(Entries with figure data)
###

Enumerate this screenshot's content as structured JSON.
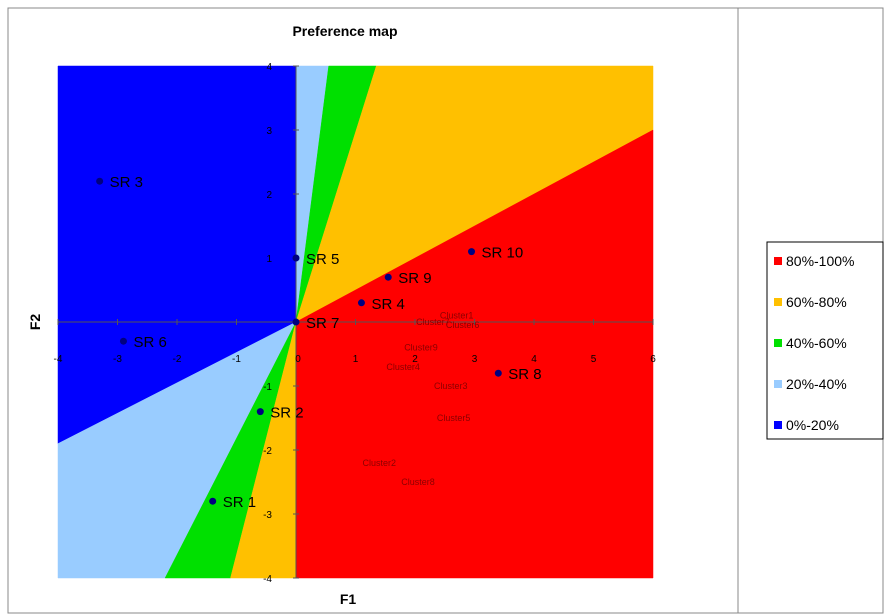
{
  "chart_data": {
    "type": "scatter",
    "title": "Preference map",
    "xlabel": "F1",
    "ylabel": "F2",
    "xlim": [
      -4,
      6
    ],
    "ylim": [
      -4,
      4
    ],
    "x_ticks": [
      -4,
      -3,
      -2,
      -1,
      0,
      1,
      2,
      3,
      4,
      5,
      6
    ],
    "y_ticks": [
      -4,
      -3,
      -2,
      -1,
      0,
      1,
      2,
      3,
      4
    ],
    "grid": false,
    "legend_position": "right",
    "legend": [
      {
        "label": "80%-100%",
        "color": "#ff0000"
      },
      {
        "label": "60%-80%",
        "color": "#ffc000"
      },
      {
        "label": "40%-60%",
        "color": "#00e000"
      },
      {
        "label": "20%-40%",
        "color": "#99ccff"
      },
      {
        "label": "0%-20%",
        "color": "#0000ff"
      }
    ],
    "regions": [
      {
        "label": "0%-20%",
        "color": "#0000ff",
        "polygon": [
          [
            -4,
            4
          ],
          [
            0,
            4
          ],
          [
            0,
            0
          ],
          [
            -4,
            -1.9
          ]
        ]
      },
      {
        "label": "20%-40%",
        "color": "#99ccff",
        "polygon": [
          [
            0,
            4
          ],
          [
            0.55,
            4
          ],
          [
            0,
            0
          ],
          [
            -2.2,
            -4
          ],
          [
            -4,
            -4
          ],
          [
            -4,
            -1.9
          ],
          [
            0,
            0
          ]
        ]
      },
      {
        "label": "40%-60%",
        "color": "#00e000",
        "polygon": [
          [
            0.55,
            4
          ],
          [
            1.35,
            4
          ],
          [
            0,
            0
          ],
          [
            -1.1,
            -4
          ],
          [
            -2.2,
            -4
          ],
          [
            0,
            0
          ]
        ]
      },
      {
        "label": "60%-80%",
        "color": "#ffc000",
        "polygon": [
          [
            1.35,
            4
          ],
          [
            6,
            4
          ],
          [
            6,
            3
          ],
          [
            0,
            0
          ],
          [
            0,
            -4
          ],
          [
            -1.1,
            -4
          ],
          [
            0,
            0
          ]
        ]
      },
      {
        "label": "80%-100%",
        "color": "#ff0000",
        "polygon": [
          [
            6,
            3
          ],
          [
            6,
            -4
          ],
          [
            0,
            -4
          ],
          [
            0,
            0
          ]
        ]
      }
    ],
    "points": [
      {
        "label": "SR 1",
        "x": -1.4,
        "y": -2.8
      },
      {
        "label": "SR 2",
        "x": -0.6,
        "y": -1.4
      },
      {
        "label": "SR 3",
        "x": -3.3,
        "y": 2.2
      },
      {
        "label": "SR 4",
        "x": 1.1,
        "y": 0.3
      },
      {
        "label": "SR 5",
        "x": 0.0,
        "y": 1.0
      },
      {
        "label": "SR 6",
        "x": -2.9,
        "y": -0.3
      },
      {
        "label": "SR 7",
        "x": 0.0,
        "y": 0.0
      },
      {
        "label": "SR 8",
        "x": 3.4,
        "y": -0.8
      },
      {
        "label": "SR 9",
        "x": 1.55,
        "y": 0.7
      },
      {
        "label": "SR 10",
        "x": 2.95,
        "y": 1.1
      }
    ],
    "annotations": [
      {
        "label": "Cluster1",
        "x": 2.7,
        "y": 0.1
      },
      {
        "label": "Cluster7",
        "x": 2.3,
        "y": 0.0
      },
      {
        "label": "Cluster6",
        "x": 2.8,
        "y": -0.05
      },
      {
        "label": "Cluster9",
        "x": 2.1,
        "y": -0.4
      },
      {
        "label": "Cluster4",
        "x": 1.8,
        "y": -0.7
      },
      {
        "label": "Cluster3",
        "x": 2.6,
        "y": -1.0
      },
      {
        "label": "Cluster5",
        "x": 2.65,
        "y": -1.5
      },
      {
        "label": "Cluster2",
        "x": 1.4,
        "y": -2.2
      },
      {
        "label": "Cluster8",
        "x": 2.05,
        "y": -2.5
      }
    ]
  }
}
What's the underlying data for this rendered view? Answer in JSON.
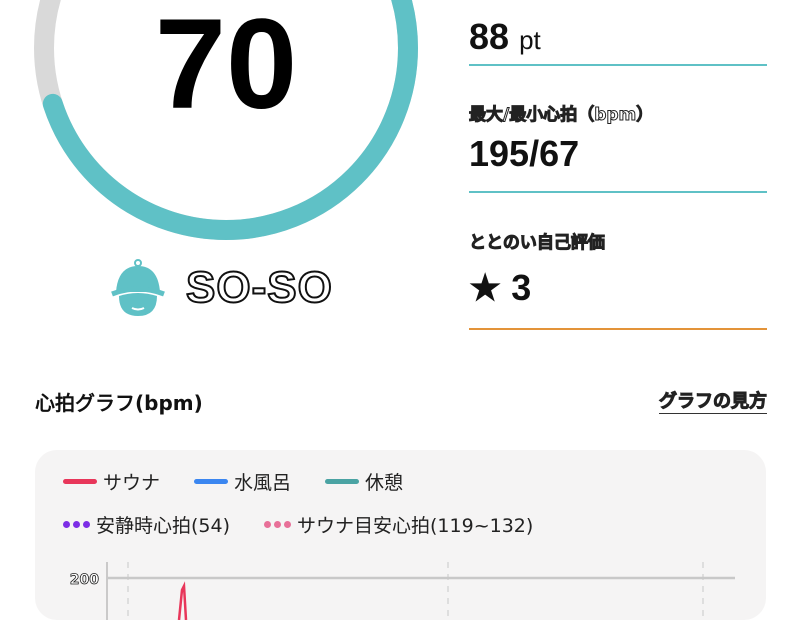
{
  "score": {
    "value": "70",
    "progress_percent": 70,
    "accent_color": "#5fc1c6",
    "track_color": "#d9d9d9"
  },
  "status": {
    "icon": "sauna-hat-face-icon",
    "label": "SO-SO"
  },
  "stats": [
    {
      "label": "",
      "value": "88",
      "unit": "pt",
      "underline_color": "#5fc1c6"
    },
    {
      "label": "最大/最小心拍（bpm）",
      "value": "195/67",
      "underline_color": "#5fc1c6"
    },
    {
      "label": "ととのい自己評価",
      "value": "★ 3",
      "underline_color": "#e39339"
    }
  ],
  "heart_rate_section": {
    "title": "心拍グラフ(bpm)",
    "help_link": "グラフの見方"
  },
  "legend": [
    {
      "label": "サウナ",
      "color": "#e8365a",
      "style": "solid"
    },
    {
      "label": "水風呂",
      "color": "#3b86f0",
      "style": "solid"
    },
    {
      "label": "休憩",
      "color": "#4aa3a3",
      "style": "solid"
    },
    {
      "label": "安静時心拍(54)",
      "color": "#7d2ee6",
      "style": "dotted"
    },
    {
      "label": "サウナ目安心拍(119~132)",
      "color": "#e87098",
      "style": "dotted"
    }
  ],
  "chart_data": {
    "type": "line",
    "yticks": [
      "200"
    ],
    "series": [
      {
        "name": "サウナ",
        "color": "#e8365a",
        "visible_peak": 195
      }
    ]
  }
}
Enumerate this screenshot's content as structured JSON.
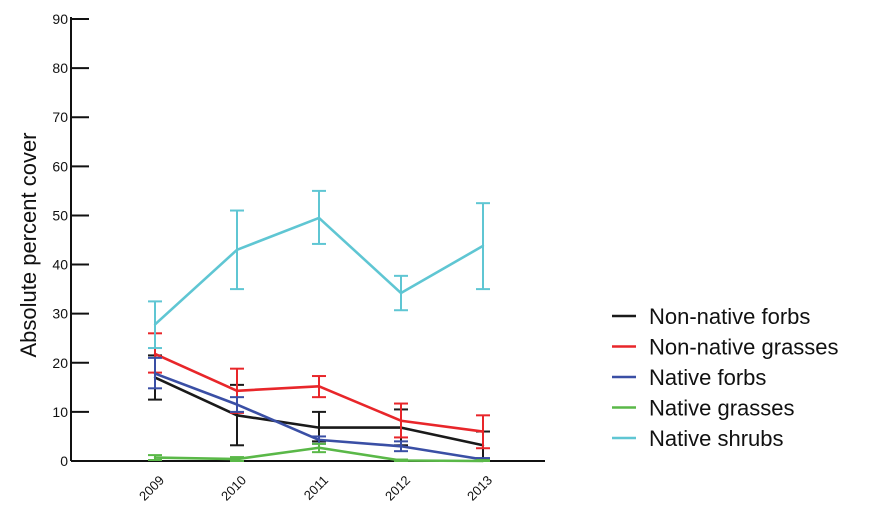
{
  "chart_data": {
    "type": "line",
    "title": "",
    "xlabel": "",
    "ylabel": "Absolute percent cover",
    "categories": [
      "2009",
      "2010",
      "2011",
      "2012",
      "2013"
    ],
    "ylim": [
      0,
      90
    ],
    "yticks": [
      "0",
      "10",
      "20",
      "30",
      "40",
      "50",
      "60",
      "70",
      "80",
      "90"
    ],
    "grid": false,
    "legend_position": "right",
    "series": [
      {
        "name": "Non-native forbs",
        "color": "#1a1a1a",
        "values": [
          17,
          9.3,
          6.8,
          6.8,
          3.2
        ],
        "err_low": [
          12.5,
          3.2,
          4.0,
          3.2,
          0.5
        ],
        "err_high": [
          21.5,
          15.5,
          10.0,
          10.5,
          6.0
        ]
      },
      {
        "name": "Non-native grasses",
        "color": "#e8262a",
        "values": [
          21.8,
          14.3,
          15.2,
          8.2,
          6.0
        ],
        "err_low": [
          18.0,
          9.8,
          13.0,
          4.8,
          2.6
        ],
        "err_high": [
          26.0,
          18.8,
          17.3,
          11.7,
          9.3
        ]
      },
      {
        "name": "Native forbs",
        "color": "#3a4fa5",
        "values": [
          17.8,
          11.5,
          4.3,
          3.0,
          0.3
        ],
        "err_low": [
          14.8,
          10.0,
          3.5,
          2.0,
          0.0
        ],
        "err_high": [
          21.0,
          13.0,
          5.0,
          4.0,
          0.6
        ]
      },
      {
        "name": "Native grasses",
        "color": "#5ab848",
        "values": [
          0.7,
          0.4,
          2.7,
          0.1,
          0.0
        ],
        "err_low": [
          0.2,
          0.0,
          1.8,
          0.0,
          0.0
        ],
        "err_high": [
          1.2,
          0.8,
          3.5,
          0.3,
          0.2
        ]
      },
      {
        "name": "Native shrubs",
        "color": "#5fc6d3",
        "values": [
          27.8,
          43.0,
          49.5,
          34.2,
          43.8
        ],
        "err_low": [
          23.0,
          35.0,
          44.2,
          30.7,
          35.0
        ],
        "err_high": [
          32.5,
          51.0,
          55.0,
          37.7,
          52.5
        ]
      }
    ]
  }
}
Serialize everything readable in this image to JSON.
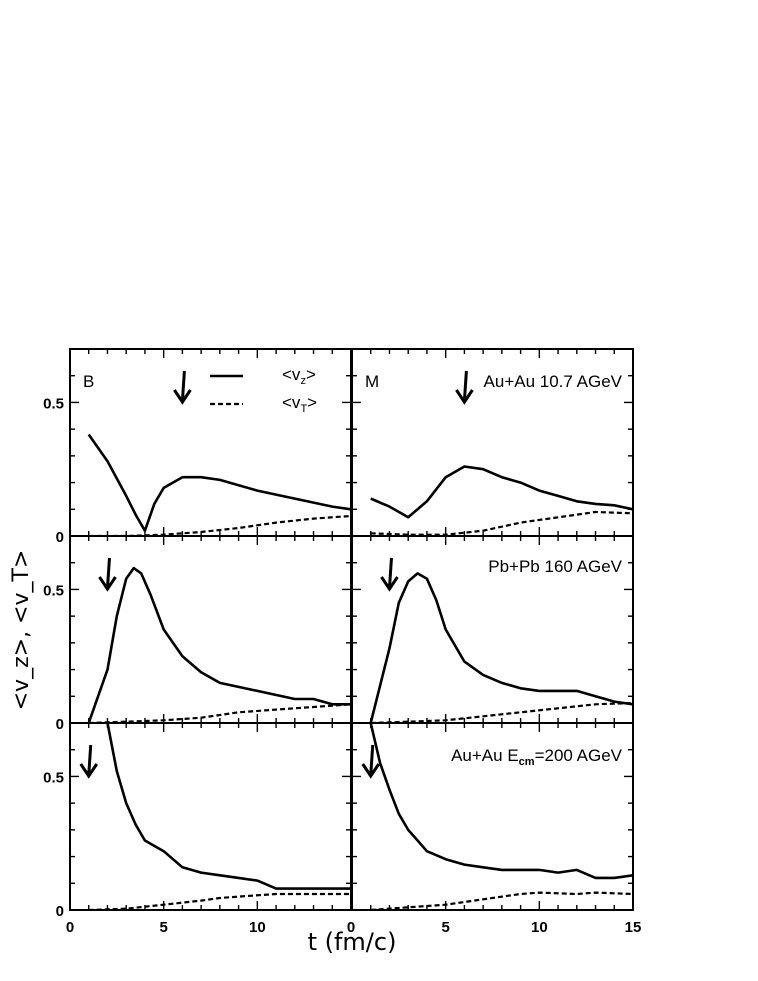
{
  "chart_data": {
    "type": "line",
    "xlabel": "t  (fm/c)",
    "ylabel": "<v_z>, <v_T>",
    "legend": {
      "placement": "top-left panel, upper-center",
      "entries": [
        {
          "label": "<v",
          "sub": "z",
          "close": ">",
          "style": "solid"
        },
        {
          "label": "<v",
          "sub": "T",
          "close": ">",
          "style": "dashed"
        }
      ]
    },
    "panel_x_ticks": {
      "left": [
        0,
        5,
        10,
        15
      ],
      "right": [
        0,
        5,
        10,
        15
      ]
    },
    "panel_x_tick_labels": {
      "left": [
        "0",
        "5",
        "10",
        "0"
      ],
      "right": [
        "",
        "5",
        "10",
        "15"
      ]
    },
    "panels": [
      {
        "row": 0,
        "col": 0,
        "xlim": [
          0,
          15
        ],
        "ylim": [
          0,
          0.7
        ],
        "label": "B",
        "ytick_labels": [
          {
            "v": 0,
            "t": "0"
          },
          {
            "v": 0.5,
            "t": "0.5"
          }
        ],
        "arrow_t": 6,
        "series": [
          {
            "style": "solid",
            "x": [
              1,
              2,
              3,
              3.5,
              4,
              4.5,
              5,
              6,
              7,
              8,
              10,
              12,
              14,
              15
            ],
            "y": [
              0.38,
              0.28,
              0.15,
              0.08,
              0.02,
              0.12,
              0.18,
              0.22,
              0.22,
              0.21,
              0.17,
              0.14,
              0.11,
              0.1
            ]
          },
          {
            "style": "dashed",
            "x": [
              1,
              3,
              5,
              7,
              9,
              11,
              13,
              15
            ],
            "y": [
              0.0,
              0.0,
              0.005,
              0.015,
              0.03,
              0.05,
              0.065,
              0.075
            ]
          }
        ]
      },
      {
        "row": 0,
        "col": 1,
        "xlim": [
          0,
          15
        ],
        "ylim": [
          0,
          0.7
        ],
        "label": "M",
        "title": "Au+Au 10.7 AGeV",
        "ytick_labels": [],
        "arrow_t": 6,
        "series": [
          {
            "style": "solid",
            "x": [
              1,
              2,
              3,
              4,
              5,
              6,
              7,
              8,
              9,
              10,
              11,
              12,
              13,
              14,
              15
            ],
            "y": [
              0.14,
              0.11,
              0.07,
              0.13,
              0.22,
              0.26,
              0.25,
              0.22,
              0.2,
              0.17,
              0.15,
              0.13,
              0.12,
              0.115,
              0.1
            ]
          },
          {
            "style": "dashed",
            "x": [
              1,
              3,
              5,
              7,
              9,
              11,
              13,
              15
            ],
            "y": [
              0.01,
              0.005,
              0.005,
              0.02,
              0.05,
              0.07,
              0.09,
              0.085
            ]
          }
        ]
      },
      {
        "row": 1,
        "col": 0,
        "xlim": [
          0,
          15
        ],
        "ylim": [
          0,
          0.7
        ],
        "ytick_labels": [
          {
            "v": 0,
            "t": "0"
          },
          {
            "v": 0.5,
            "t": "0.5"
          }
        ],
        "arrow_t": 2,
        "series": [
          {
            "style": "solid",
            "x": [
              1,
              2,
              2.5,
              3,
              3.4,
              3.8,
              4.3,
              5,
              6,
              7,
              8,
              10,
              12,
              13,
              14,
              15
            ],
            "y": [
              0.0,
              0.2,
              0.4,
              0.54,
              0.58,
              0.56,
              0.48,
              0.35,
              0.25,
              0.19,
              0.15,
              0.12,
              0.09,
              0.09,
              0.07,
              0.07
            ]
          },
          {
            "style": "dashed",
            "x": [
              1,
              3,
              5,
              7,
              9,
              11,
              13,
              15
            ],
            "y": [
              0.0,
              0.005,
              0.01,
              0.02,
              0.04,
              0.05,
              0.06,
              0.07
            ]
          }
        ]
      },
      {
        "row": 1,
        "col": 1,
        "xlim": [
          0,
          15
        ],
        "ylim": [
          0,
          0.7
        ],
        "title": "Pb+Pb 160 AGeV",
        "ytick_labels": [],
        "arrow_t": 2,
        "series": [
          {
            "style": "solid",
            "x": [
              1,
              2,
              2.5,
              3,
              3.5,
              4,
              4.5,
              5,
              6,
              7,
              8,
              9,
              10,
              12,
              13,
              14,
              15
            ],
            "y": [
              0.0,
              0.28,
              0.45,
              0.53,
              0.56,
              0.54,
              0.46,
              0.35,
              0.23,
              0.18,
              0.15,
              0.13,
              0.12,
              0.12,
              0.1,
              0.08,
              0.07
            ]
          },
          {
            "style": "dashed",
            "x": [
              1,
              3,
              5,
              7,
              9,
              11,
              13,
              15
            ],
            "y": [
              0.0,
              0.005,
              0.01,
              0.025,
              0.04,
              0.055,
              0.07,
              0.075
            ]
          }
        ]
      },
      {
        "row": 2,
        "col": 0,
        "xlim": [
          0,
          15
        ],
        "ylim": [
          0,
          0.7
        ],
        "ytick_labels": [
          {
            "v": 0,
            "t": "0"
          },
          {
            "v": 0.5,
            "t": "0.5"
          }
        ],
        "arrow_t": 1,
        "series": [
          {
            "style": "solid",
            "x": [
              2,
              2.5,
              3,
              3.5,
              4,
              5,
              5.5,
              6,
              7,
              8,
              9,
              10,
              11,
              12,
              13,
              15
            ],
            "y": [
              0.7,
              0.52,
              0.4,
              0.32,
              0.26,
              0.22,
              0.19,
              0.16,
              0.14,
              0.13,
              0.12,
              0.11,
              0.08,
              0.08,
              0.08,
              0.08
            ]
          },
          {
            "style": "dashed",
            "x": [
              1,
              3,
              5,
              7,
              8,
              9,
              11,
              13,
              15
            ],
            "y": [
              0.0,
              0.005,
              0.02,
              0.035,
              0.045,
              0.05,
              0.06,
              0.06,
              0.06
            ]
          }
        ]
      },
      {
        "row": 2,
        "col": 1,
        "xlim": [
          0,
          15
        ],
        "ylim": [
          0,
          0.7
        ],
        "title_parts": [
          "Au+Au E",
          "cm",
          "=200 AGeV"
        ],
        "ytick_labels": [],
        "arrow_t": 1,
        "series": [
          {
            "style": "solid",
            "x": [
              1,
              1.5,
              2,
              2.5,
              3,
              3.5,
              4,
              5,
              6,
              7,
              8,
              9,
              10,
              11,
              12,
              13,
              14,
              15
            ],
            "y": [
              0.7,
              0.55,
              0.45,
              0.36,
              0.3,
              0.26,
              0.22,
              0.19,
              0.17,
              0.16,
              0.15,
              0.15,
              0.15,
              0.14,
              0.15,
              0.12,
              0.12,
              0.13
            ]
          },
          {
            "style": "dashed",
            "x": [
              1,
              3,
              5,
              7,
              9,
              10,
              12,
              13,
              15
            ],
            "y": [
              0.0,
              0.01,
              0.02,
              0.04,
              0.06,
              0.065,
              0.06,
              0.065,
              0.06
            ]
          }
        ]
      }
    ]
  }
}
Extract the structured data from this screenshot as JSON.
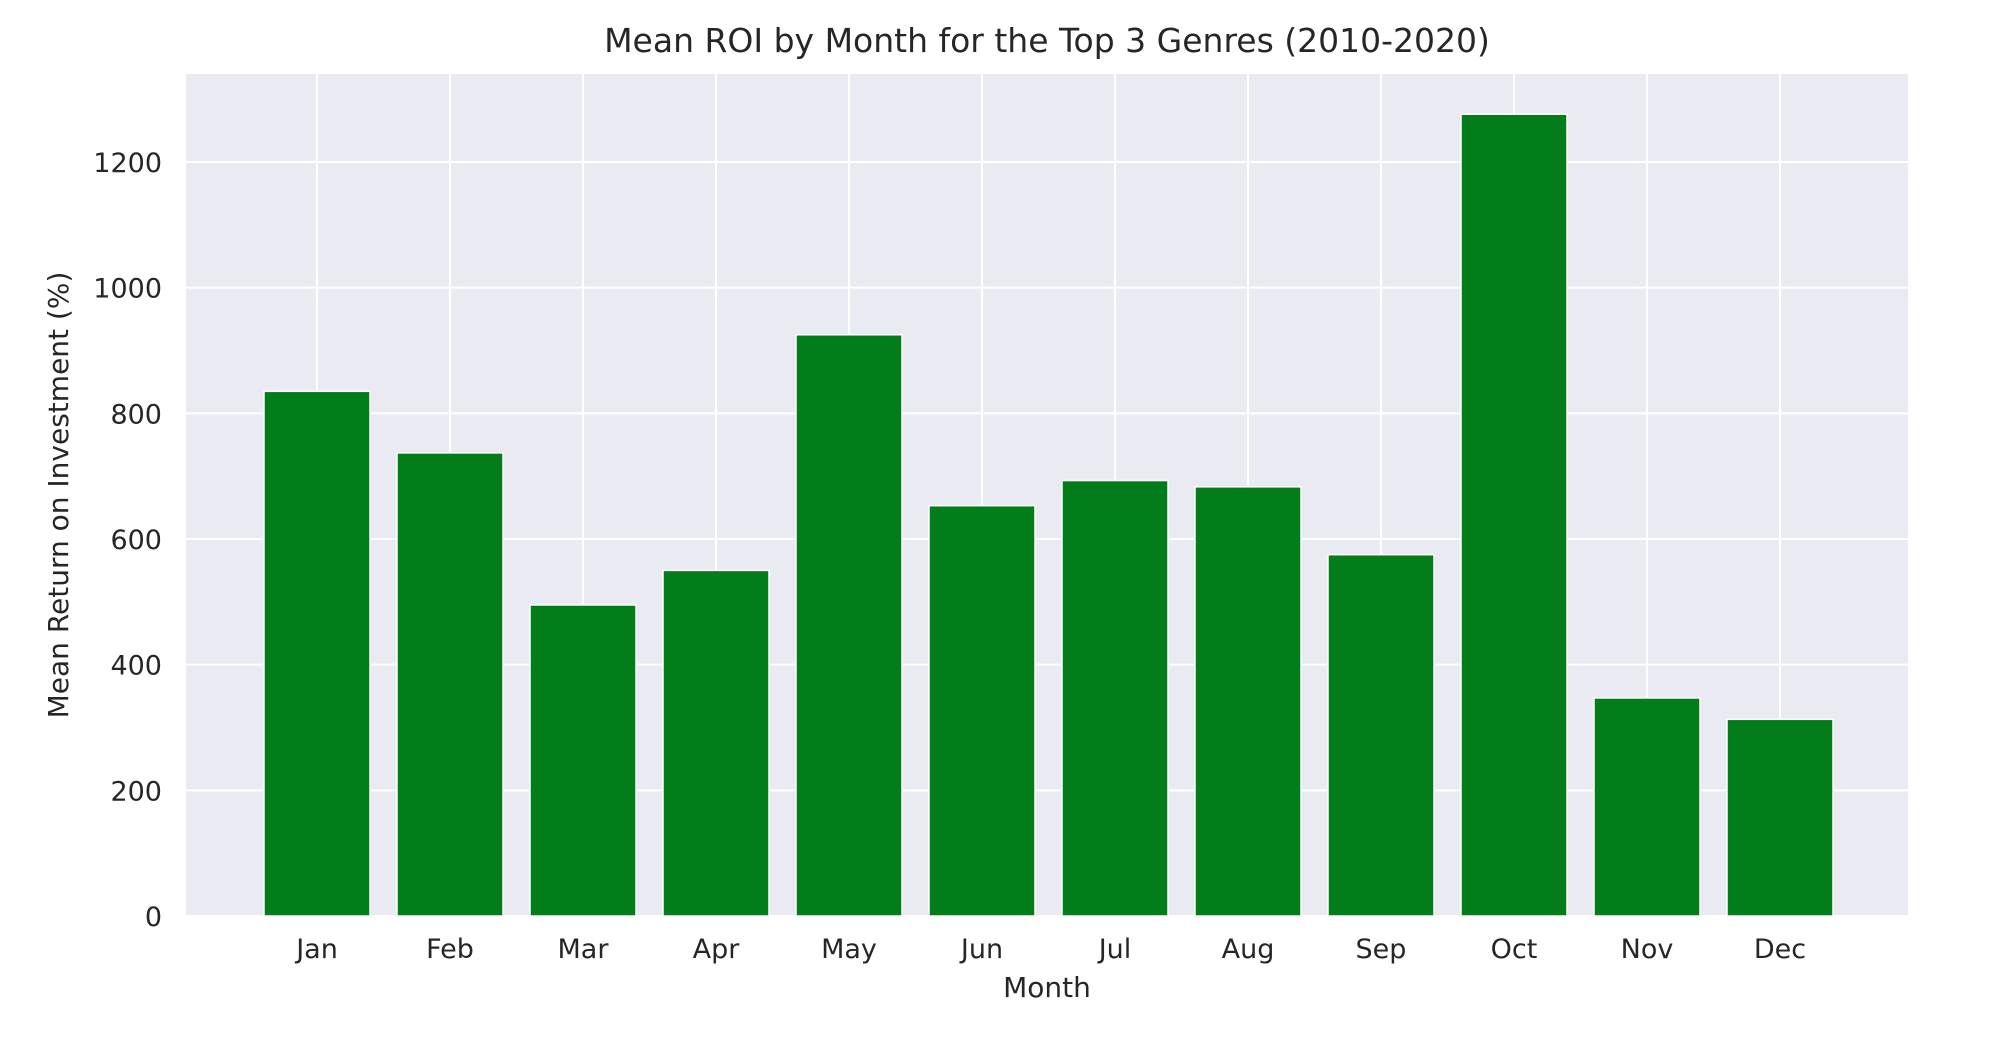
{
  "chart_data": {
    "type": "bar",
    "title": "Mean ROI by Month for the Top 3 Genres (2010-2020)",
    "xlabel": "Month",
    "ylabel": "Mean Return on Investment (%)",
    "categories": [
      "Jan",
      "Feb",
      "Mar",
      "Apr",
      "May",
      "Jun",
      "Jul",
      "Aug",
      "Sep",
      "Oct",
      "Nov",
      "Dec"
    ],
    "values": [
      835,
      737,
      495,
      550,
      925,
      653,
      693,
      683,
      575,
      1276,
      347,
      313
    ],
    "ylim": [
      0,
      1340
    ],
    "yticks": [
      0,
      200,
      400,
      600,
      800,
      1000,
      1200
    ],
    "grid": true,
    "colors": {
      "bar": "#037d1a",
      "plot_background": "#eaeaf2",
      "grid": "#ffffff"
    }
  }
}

###

**GOAL**
Copy every line in the entries above that has the string "xlabel" in it.

**COMPLETE OUTPUT**
    "xlabel": "F1",
    "xlabel": "",
    "xlabel": "t  (fm/c)",
    "xlabel": "Month",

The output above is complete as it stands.